→ Problem requirements
Find every line in the records below that contains the word "document", and copy each of those lines.

## START

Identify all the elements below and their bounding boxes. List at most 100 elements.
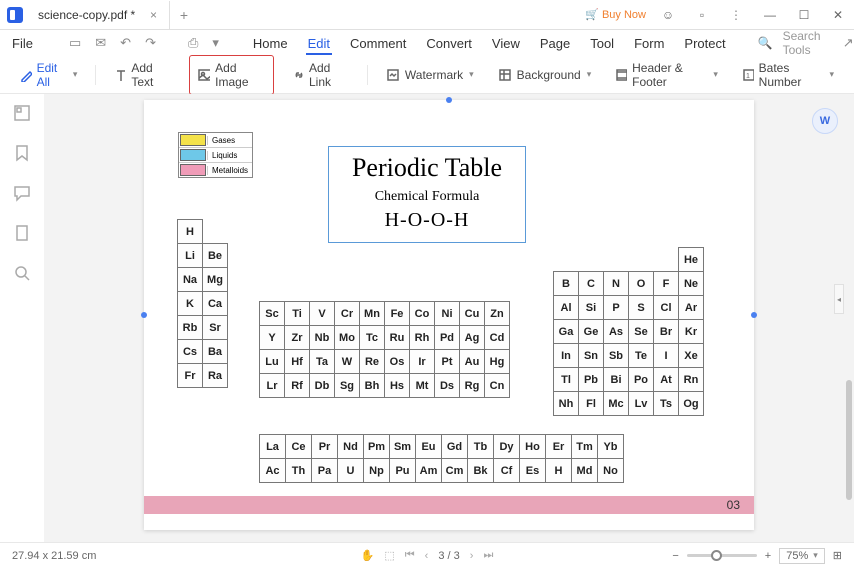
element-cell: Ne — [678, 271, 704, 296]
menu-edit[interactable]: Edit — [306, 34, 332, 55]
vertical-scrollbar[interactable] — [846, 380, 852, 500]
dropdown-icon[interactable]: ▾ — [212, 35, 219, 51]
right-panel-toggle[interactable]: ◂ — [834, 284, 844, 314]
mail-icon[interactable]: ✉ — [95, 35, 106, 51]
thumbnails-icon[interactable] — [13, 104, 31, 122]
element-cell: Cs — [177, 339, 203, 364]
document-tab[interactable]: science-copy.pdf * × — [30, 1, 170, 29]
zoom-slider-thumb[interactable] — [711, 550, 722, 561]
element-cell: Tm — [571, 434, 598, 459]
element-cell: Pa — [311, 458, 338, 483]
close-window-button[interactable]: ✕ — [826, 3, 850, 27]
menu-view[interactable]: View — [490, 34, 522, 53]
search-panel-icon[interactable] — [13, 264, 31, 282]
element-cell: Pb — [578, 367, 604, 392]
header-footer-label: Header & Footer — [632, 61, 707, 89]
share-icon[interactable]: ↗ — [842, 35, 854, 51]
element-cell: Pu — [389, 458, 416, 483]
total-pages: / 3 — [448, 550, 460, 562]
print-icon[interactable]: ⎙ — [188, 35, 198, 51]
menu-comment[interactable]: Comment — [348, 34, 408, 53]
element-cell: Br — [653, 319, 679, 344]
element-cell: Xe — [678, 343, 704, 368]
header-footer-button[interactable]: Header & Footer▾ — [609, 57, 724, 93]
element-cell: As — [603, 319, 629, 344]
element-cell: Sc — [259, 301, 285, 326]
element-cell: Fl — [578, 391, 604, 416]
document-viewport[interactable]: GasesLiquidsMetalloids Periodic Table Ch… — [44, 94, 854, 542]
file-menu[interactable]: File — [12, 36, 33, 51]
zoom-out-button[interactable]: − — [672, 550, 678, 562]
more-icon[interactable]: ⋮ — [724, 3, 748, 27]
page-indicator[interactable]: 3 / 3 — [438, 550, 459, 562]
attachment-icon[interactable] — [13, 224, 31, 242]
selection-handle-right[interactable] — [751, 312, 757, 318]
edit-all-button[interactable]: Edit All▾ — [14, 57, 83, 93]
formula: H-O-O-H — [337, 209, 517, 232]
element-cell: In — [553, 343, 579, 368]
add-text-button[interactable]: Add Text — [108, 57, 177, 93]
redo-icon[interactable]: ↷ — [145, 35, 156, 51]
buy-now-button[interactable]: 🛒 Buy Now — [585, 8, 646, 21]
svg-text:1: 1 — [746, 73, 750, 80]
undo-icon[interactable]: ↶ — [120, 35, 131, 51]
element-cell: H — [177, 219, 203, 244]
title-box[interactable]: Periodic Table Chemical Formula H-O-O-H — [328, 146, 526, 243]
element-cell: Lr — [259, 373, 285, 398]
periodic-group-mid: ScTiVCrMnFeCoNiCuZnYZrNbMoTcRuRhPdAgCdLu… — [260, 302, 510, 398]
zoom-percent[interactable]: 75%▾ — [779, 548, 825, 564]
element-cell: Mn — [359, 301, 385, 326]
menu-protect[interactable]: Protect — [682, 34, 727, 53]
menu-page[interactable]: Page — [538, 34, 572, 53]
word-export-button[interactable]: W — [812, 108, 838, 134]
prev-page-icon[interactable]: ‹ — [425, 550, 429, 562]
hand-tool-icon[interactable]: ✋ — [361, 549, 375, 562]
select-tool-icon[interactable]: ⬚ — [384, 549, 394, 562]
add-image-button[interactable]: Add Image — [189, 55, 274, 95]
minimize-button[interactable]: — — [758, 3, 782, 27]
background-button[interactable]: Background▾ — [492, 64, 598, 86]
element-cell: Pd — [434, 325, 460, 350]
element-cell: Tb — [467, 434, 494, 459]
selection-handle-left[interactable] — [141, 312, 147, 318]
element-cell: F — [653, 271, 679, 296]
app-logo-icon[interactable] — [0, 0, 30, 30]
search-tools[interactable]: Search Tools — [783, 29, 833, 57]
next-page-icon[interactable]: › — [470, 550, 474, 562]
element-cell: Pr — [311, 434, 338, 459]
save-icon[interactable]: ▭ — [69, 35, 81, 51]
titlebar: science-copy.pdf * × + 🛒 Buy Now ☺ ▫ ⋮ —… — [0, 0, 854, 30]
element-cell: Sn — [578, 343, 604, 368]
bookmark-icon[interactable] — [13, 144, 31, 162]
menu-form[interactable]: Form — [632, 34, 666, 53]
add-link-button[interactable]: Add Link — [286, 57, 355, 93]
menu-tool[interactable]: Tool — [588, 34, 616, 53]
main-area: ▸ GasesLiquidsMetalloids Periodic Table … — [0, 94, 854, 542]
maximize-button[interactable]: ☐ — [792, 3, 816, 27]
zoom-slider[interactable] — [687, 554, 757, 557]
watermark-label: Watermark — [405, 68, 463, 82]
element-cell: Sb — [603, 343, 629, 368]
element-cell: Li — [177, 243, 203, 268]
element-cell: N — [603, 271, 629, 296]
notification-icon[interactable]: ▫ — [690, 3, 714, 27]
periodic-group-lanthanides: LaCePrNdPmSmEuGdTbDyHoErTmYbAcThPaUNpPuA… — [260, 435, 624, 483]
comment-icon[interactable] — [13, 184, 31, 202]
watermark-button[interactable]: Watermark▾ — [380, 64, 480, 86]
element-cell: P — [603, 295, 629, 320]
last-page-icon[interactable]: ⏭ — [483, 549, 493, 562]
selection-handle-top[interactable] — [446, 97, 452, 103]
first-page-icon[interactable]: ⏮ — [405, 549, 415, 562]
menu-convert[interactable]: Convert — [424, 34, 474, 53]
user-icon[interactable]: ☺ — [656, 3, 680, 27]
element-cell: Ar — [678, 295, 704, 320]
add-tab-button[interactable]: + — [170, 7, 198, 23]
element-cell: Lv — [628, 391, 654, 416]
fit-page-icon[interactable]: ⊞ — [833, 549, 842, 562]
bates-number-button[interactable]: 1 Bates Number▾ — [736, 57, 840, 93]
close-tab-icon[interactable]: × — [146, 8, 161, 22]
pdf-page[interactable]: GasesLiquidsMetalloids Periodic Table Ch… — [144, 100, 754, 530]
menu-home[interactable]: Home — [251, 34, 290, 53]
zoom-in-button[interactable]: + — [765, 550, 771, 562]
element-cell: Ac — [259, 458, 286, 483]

## END

→ Response below
document-tab[interactable]: science-copy.pdf * × — [30, 1, 170, 29]
document-viewport[interactable]: GasesLiquidsMetalloids Periodic Table Ch… — [44, 94, 854, 542]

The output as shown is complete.